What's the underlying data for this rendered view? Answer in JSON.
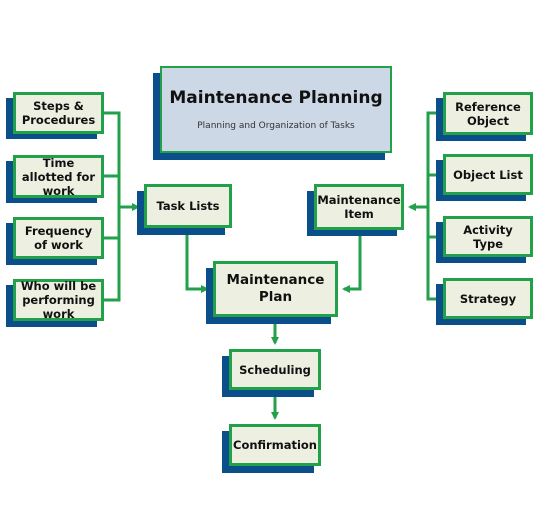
{
  "title": {
    "main": "Maintenance Planning",
    "subtitle": "Planning and Organization of Tasks"
  },
  "left_items": [
    "Steps & Procedures",
    "Time allotted for work",
    "Frequency of work",
    "Who will be performing work"
  ],
  "task_lists": "Task Lists",
  "maintenance_item": "Maintenance Item",
  "right_items": [
    "Reference Object",
    "Object List",
    "Activity Type",
    "Strategy"
  ],
  "maintenance_plan": "Maintenance Plan",
  "scheduling": "Scheduling",
  "confirmation": "Confirmation",
  "colors": {
    "box_fill": "#edf0e1",
    "border_green": "#22a04a",
    "shadow_blue": "#0b4f8a",
    "title_fill": "#ccd8e6"
  }
}
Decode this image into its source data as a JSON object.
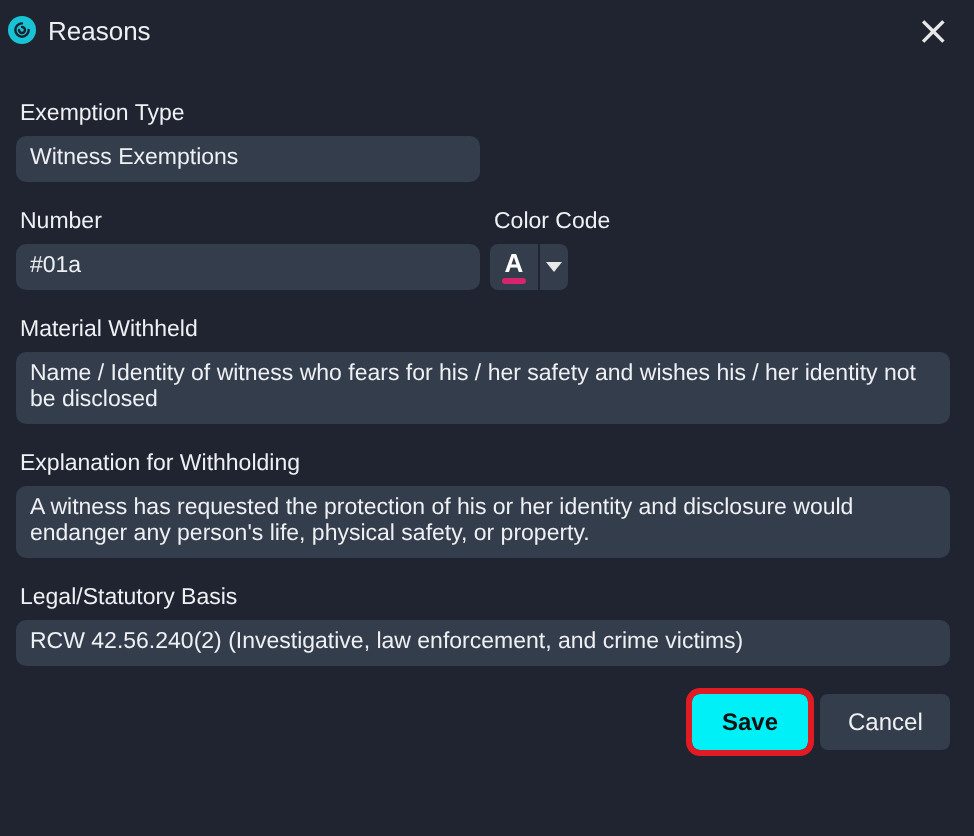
{
  "window": {
    "title": "Reasons",
    "close": "×"
  },
  "fields": [
    {
      "kind": "text",
      "label": "Exemption Type",
      "value": "Witness Exemptions"
    },
    {
      "kind": "number_color",
      "label": "Number",
      "value": "#01a",
      "color_label": "Color Code",
      "color_glyph": "A",
      "color": "#d6246e"
    },
    {
      "kind": "textarea",
      "label": "Material Withheld",
      "value": "Name / Identity of witness who fears for his / her safety and wishes his / her identity not be disclosed"
    },
    {
      "kind": "textarea",
      "label": "Explanation for Withholding",
      "value": "A witness has requested the protection of his or her identity and disclosure would endanger any person's life, physical safety, or property."
    },
    {
      "kind": "wide",
      "label": "Legal/Statutory Basis",
      "value": "RCW 42.56.240(2) (Investigative, law enforcement, and crime victims)"
    }
  ],
  "buttons": [
    {
      "label": "Save",
      "kind": "primary",
      "highlighted": true
    },
    {
      "label": "Cancel",
      "kind": "secondary",
      "highlighted": false
    }
  ]
}
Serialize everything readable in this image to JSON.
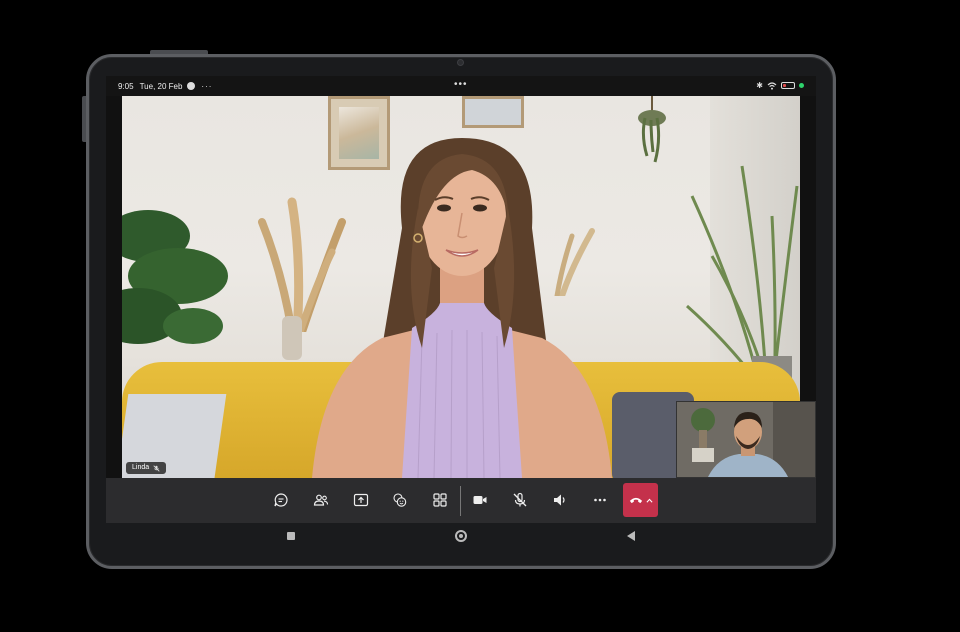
{
  "status_bar": {
    "time": "9:05",
    "date": "Tue, 20 Feb",
    "overflow_dots": "···",
    "center_dots": "•••",
    "battery_level_percent": 30,
    "battery_color": "#e14b4b",
    "indicator_color": "#2ed36c"
  },
  "call": {
    "main_participant_name": "Linda",
    "main_participant_muted": true,
    "controls": [
      {
        "name": "chat",
        "icon": "chat-bubble-icon"
      },
      {
        "name": "people",
        "icon": "people-icon"
      },
      {
        "name": "share",
        "icon": "share-screen-icon"
      },
      {
        "name": "reactions",
        "icon": "reactions-icon"
      },
      {
        "name": "view",
        "icon": "grid-view-icon"
      },
      {
        "name": "camera",
        "icon": "video-camera-icon"
      },
      {
        "name": "mic",
        "icon": "mic-off-icon"
      },
      {
        "name": "speaker",
        "icon": "speaker-icon"
      },
      {
        "name": "more",
        "icon": "more-icon"
      },
      {
        "name": "hang-up",
        "icon": "phone-hangup-icon"
      }
    ],
    "hangup_color": "#c4314b"
  },
  "nav_bar": {
    "buttons": [
      "recent-apps",
      "home",
      "back"
    ]
  }
}
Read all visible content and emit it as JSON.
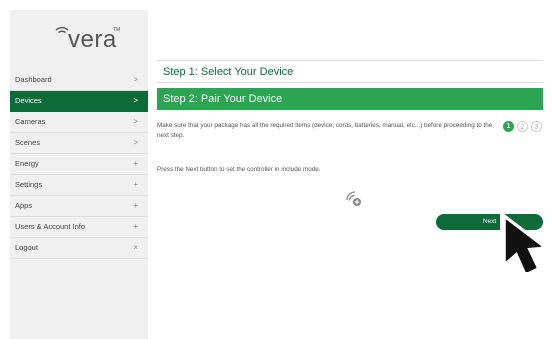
{
  "logo": {
    "text": "vera",
    "trademark": "TM",
    "icon": "vera-wifi-logo-icon"
  },
  "sidebar": {
    "items": [
      {
        "label": "Dashboard",
        "glyph": ">",
        "active": false
      },
      {
        "label": "Devices",
        "glyph": ">",
        "active": true
      },
      {
        "label": "Cameras",
        "glyph": ">",
        "active": false
      },
      {
        "label": "Scenes",
        "glyph": ">",
        "active": false
      },
      {
        "label": "Energy",
        "glyph": "+",
        "active": false
      },
      {
        "label": "Settings",
        "glyph": "+",
        "active": false
      },
      {
        "label": "Apps",
        "glyph": "+",
        "active": false
      },
      {
        "label": "Users & Account Info",
        "glyph": "+",
        "active": false
      },
      {
        "label": "Logout",
        "glyph": "×",
        "active": false
      }
    ]
  },
  "main": {
    "step1_title": "Step 1: Select Your Device",
    "step2_title": "Step 2: Pair Your Device",
    "description": "Make sure that your package has all the required items (device, cords, batteries, manual, etc...) before proceeding to the next step.",
    "progress": {
      "steps": [
        "1",
        "2",
        "3"
      ],
      "current": 1
    },
    "instruction": "Press the Next button to set the controller in include mode.",
    "status_icon": "wifi-plus-icon",
    "next_label": "Next"
  },
  "colors": {
    "brand_dark": "#0d6b3a",
    "brand_light": "#2aa552",
    "sidebar_bg": "#f0f0f0"
  },
  "pointer": {
    "icon": "mouse-pointer-icon"
  }
}
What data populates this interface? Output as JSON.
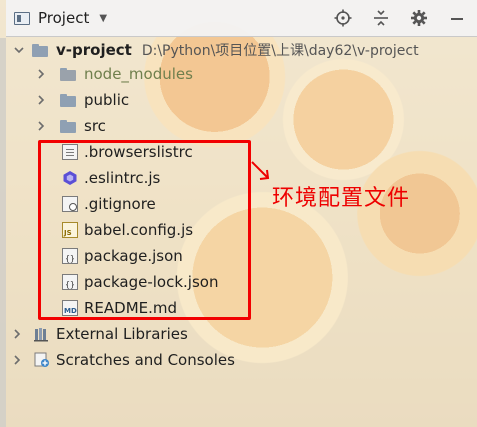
{
  "header": {
    "title": "Project",
    "tools": [
      "target-icon",
      "collapse-icon",
      "gear-icon",
      "minimize-icon"
    ]
  },
  "tree": {
    "root": {
      "name": "v-project",
      "path": "D:\\Python\\项目位置\\上课\\day62\\v-project"
    },
    "folders": [
      {
        "name": "node_modules"
      },
      {
        "name": "public"
      },
      {
        "name": "src"
      }
    ],
    "files": [
      {
        "name": ".browserslistrc",
        "icon": "text-file-icon"
      },
      {
        "name": ".eslintrc.js",
        "icon": "eslint-icon"
      },
      {
        "name": ".gitignore",
        "icon": "ignore-file-icon"
      },
      {
        "name": "babel.config.js",
        "icon": "js-file-icon"
      },
      {
        "name": "package.json",
        "icon": "json-file-icon"
      },
      {
        "name": "package-lock.json",
        "icon": "json-file-icon"
      },
      {
        "name": "README.md",
        "icon": "markdown-file-icon"
      }
    ],
    "external_libraries": "External Libraries",
    "scratches": "Scratches and Consoles"
  },
  "annotation": {
    "text": "环境配置文件",
    "color": "#ee0000"
  }
}
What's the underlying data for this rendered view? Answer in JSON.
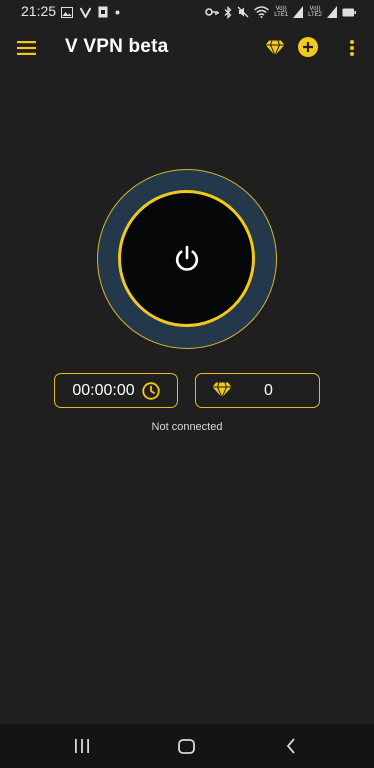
{
  "status_bar": {
    "time": "21:25",
    "carrier1_top": "Vo))",
    "carrier1_bottom": "LTE1",
    "carrier2_top": "Vo))",
    "carrier2_bottom": "LTE2"
  },
  "app_bar": {
    "title": "V VPN beta",
    "icons": [
      "menu-icon",
      "diamond-icon",
      "add-circle-icon",
      "more-vert-icon"
    ]
  },
  "connect": {
    "icon": "power-icon"
  },
  "stats": {
    "timer": "00:00:00",
    "timer_icon": "clock-icon",
    "gems": "0",
    "gems_icon": "diamond-icon"
  },
  "connection_status": "Not connected",
  "nav_bar": {
    "icons": [
      "recent-apps-icon",
      "home-icon",
      "back-icon"
    ]
  },
  "colors": {
    "background": "#1f1f1f",
    "accent": "#f2c91a",
    "ring": "#23384b",
    "nav_bar": "#141414"
  }
}
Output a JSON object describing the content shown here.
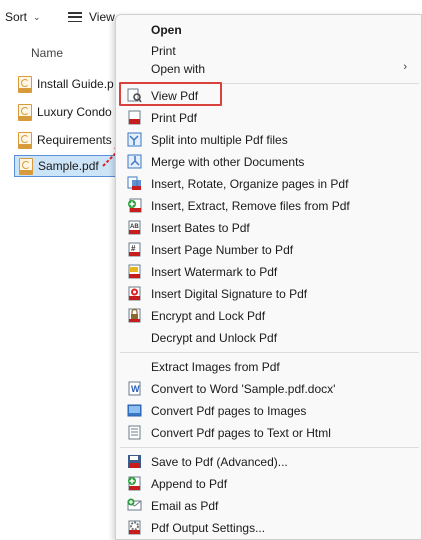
{
  "explorer": {
    "sort_label": "Sort",
    "view_label": "View",
    "column_name": "Name",
    "files": [
      {
        "name": "Install Guide.p",
        "selected": false
      },
      {
        "name": "Luxury Condo",
        "selected": false
      },
      {
        "name": "Requirements",
        "selected": false
      },
      {
        "name": "Sample.pdf",
        "selected": true
      }
    ]
  },
  "menu": {
    "open": "Open",
    "print": "Print",
    "open_with": "Open with",
    "view_pdf": "View Pdf",
    "print_pdf": "Print Pdf",
    "split": "Split into multiple Pdf files",
    "merge": "Merge with other Documents",
    "insert_rotate": "Insert, Rotate, Organize pages in Pdf",
    "insert_extract": "Insert, Extract, Remove files from Pdf",
    "insert_bates": "Insert Bates to Pdf",
    "insert_page_number": "Insert Page Number to Pdf",
    "insert_watermark": "Insert Watermark to Pdf",
    "insert_signature": "Insert Digital Signature to Pdf",
    "encrypt": "Encrypt and Lock Pdf",
    "decrypt": "Decrypt and Unlock Pdf",
    "extract_images": "Extract Images from Pdf",
    "convert_word": "Convert to Word 'Sample.pdf.docx'",
    "convert_images": "Convert Pdf pages to Images",
    "convert_text": "Convert Pdf pages to Text or Html",
    "save_advanced": "Save to Pdf (Advanced)...",
    "append": "Append to Pdf",
    "email": "Email as Pdf",
    "output_settings": "Pdf Output Settings..."
  },
  "colors": {
    "highlight_border": "#d9413c",
    "selection_bg": "#cce4f7",
    "menu_bg": "#f9f9f9"
  }
}
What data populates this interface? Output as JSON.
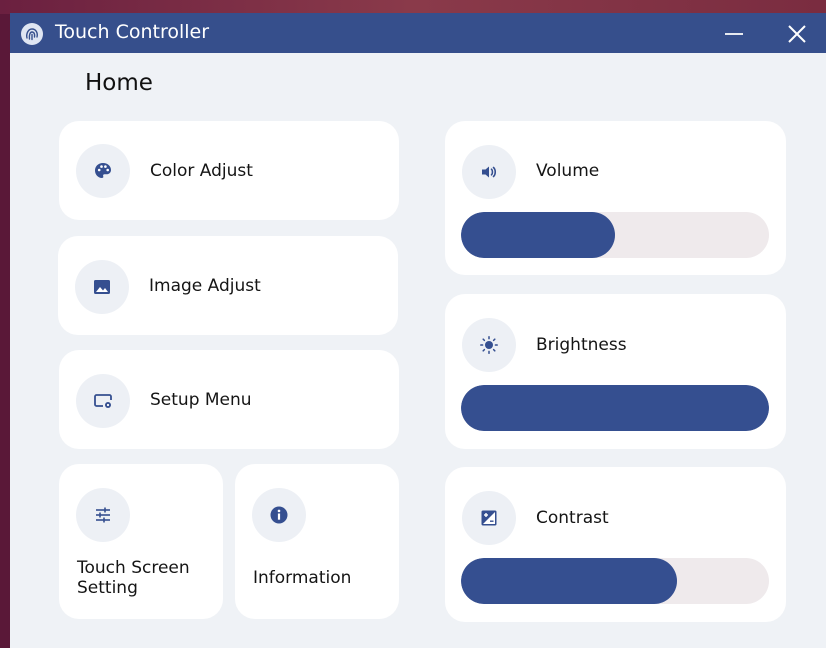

□ □ □ □ □ □ □

• **Written instruction**
Show every line that contains the word "from".

• **Task solution**
    "insert_extract": "Insert, Extract, Remove files from Pdf",
    "extract_images": "Extract Images from Pdf",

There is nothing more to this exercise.